# TASK STATEMENT
Find every line in the records below that holds the word "固定资产折旧", and copy each one.

(Stored records)
----

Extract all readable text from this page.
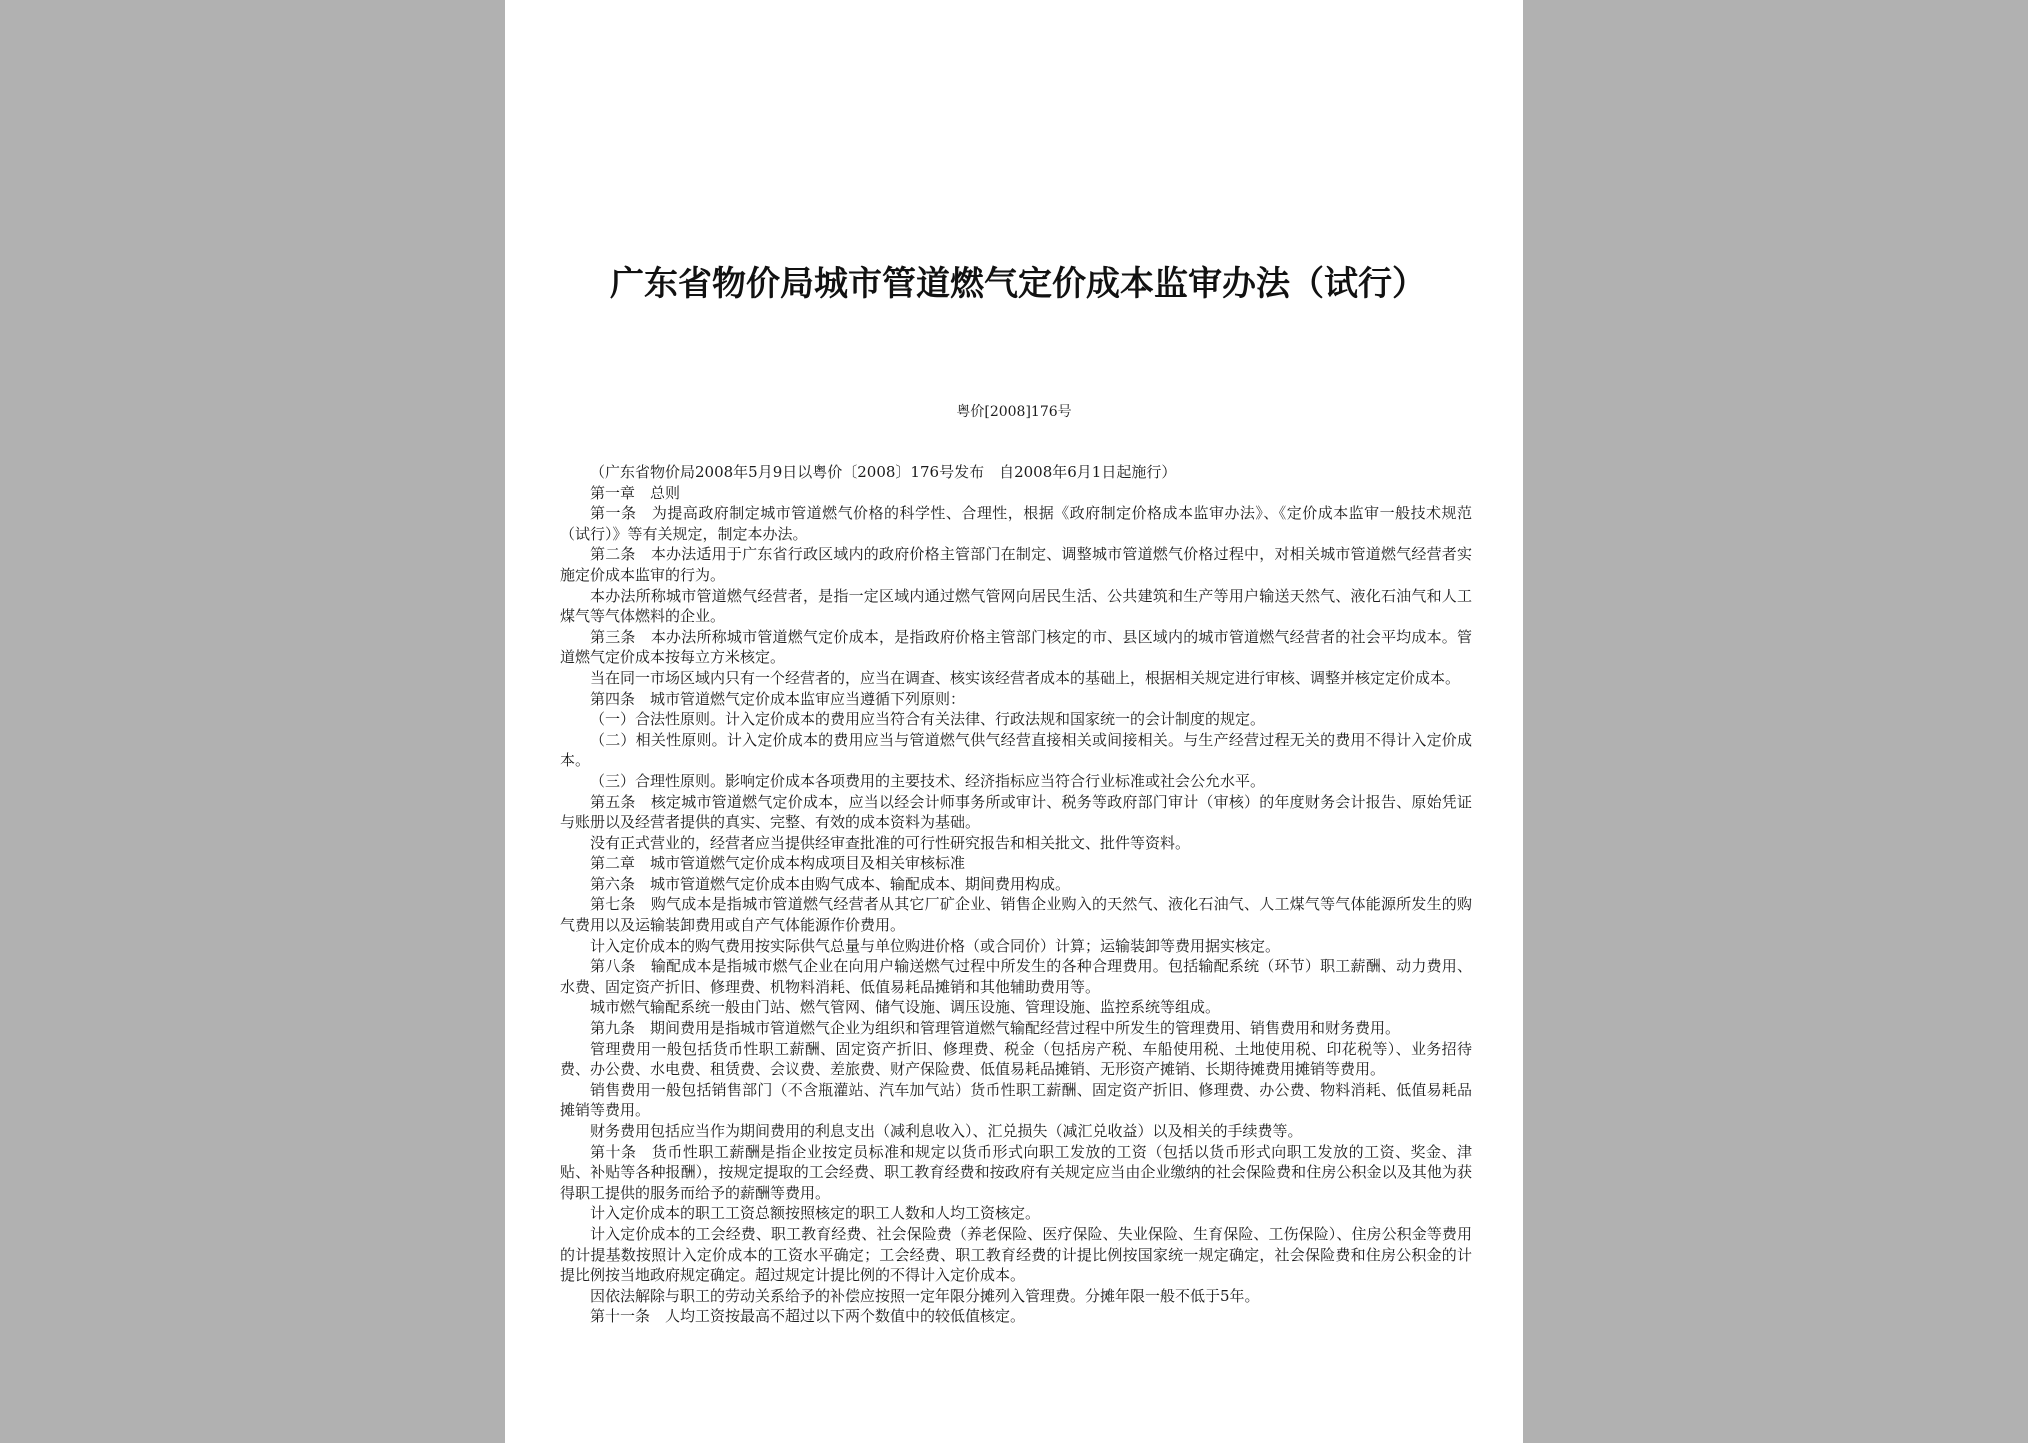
广东省物价局城市管道燃气定价成本监审办法（试行）
粤价[2008]176号

（广东省物价局2008年5月9日以粤价〔2008〕176号发布　自2008年6月1日起施行）

第一章　总则

第一条　为提高政府制定城市管道燃气价格的科学性、合理性，根据《政府制定价格成本监审办法》、《定价成本监审一般技术规范（试行）》等有关规定，制定本办法。

第二条　本办法适用于广东省行政区域内的政府价格主管部门在制定、调整城市管道燃气价格过程中，对相关城市管道燃气经营者实施定价成本监审的行为。

本办法所称城市管道燃气经营者，是指一定区域内通过燃气管网向居民生活、公共建筑和生产等用户输送天然气、液化石油气和人工煤气等气体燃料的企业。

第三条　本办法所称城市管道燃气定价成本，是指政府价格主管部门核定的市、县区域内的城市管道燃气经营者的社会平均成本。管道燃气定价成本按每立方米核定。

当在同一市场区域内只有一个经营者的，应当在调查、核实该经营者成本的基础上，根据相关规定进行审核、调整并核定定价成本。

第四条　城市管道燃气定价成本监审应当遵循下列原则：

（一）合法性原则。计入定价成本的费用应当符合有关法律、行政法规和国家统一的会计制度的规定。

（二）相关性原则。计入定价成本的费用应当与管道燃气供气经营直接相关或间接相关。与生产经营过程无关的费用不得计入定价成本。

（三）合理性原则。影响定价成本各项费用的主要技术、经济指标应当符合行业标准或社会公允水平。

第五条　核定城市管道燃气定价成本，应当以经会计师事务所或审计、税务等政府部门审计（审核）的年度财务会计报告、原始凭证与账册以及经营者提供的真实、完整、有效的成本资料为基础。

没有正式营业的，经营者应当提供经审查批准的可行性研究报告和相关批文、批件等资料。

第二章　城市管道燃气定价成本构成项目及相关审核标准

第六条　城市管道燃气定价成本由购气成本、输配成本、期间费用构成。

第七条　购气成本是指城市管道燃气经营者从其它厂矿企业、销售企业购入的天然气、液化石油气、人工煤气等气体能源所发生的购气费用以及运输装卸费用或自产气体能源作价费用。

计入定价成本的购气费用按实际供气总量与单位购进价格（或合同价）计算；运输装卸等费用据实核定。

第八条　输配成本是指城市燃气企业在向用户输送燃气过程中所发生的各种合理费用。包括输配系统（环节）职工薪酬、动力费用、水费、固定资产折旧、修理费、机物料消耗、低值易耗品摊销和其他辅助费用等。

城市燃气输配系统一般由门站、燃气管网、储气设施、调压设施、管理设施、监控系统等组成。

第九条　期间费用是指城市管道燃气企业为组织和管理管道燃气输配经营过程中所发生的管理费用、销售费用和财务费用。

管理费用一般包括货币性职工薪酬、固定资产折旧、修理费、税金（包括房产税、车船使用税、土地使用税、印花税等）、业务招待费、办公费、水电费、租赁费、会议费、差旅费、财产保险费、低值易耗品摊销、无形资产摊销、长期待摊费用摊销等费用。

销售费用一般包括销售部门（不含瓶灌站、汽车加气站）货币性职工薪酬、固定资产折旧、修理费、办公费、物料消耗、低值易耗品摊销等费用。

财务费用包括应当作为期间费用的利息支出（减利息收入）、汇兑损失（减汇兑收益）以及相关的手续费等。

第十条　货币性职工薪酬是指企业按定员标准和规定以货币形式向职工发放的工资（包括以货币形式向职工发放的工资、奖金、津贴、补贴等各种报酬），按规定提取的工会经费、职工教育经费和按政府有关规定应当由企业缴纳的社会保险费和住房公积金以及其他为获得职工提供的服务而给予的薪酬等费用。

计入定价成本的职工工资总额按照核定的职工人数和人均工资核定。

计入定价成本的工会经费、职工教育经费、社会保险费（养老保险、医疗保险、失业保险、生育保险、工伤保险）、住房公积金等费用的计提基数按照计入定价成本的工资水平确定；工会经费、职工教育经费的计提比例按国家统一规定确定，社会保险费和住房公积金的计提比例按当地政府规定确定。超过规定计提比例的不得计入定价成本。

因依法解除与职工的劳动关系给予的补偿应按照一定年限分摊列入管理费。分摊年限一般不低于5年。

第十一条　人均工资按最高不超过以下两个数值中的较低值核定。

----

# TASK ANSWER
第八条　输配成本是指城市燃气企业在向用户输送燃气过程中所发生的各种合理费用。包括输配系统（环节）职工薪酬、动力费用、水费、固定资产折旧、修理费、机物料消耗、低值易耗品摊销和其他辅助费用等。
管理费用一般包括货币性职工薪酬、固定资产折旧、修理费、税金（包括房产税、车船使用税、土地使用税、印花税等）、业务招待费、办公费、水电费、租赁费、会议费、差旅费、财产保险费、低值易耗品摊销、无形资产摊销、长期待摊费用摊销等费用。
销售费用一般包括销售部门（不含瓶灌站、汽车加气站）货币性职工薪酬、固定资产折旧、修理费、办公费、物料消耗、低值易耗品摊销等费用。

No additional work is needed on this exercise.